** What you will do **
The entries below are to be transcribed in full, without their images.

** Data listing **
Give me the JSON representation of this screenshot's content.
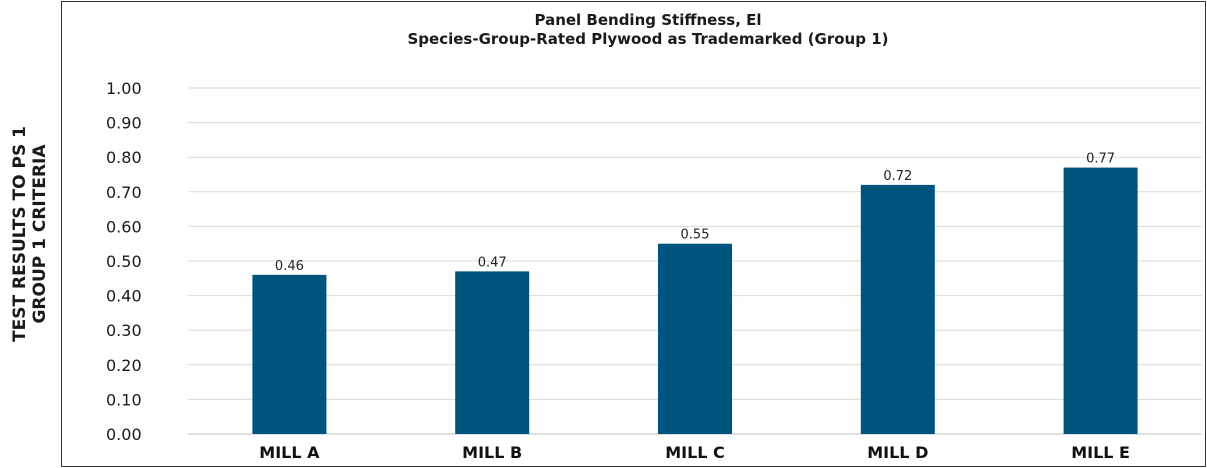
{
  "chart_data": {
    "type": "bar",
    "title_lines": [
      "Panel Bending Stiffness, El",
      "Species-Group-Rated Plywood as Trademarked (Group 1)"
    ],
    "ylabel_lines": [
      "TEST RESULTS TO PS 1",
      "GROUP 1 CRITERIA"
    ],
    "xlabel": "",
    "categories": [
      "MILL A",
      "MILL B",
      "MILL C",
      "MILL D",
      "MILL E"
    ],
    "values": [
      0.46,
      0.47,
      0.55,
      0.72,
      0.77
    ],
    "data_labels": [
      "0.46",
      "0.47",
      "0.55",
      "0.72",
      "0.77"
    ],
    "ylim": [
      0,
      1
    ],
    "yticks": [
      "0.00",
      "0.10",
      "0.20",
      "0.30",
      "0.40",
      "0.50",
      "0.60",
      "0.70",
      "0.80",
      "0.90",
      "1.00"
    ],
    "grid": true,
    "legend": "none",
    "bar_color": "#00557f"
  }
}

** Response for this exercise **
Give me the JSON representation of this screenshot's content.
{
  "chart_data": {
    "type": "bar",
    "title_lines": [
      "Panel Bending Stiffness, El",
      "Species-Group-Rated Plywood as Trademarked (Group 1)"
    ],
    "ylabel_lines": [
      "TEST RESULTS TO PS 1",
      "GROUP 1 CRITERIA"
    ],
    "xlabel": "",
    "categories": [
      "MILL A",
      "MILL B",
      "MILL C",
      "MILL D",
      "MILL E"
    ],
    "values": [
      0.46,
      0.47,
      0.55,
      0.72,
      0.77
    ],
    "data_labels": [
      "0.46",
      "0.47",
      "0.55",
      "0.72",
      "0.77"
    ],
    "ylim": [
      0,
      1
    ],
    "yticks": [
      "0.00",
      "0.10",
      "0.20",
      "0.30",
      "0.40",
      "0.50",
      "0.60",
      "0.70",
      "0.80",
      "0.90",
      "1.00"
    ],
    "grid": true,
    "legend": "none",
    "bar_color": "#00557f"
  }
}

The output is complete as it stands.